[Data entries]
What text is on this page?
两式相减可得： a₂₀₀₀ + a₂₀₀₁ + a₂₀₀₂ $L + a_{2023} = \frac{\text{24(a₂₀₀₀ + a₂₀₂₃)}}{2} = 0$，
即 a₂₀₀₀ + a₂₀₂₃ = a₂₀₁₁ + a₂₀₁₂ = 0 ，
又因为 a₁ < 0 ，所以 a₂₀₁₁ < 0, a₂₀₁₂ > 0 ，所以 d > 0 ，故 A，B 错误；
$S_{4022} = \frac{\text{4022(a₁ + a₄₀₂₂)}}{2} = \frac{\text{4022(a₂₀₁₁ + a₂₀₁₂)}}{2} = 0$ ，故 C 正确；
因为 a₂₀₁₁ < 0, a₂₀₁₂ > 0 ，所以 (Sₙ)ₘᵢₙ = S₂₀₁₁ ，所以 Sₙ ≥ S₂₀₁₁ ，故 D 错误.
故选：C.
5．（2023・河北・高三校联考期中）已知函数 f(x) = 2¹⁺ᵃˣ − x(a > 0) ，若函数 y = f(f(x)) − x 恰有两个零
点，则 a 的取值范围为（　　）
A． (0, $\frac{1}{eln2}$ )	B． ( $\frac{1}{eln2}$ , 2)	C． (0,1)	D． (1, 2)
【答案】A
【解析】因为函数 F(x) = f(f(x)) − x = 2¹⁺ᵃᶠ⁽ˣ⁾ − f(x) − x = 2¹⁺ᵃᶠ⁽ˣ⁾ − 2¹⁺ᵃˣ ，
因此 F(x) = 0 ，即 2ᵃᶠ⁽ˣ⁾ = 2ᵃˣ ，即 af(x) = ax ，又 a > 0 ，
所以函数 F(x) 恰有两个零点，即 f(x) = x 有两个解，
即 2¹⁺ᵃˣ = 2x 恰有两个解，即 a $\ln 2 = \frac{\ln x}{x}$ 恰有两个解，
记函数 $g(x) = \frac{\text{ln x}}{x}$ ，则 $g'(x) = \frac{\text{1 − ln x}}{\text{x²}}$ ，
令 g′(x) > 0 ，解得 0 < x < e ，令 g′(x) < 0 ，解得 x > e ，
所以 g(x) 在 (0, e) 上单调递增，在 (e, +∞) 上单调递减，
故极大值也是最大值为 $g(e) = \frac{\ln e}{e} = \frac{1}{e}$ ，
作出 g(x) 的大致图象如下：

* [WHAT IS REQUIRED]: Give only a number: how many lines of the data hold the string "a₂₀₂₃"?

* [RESULT]: 2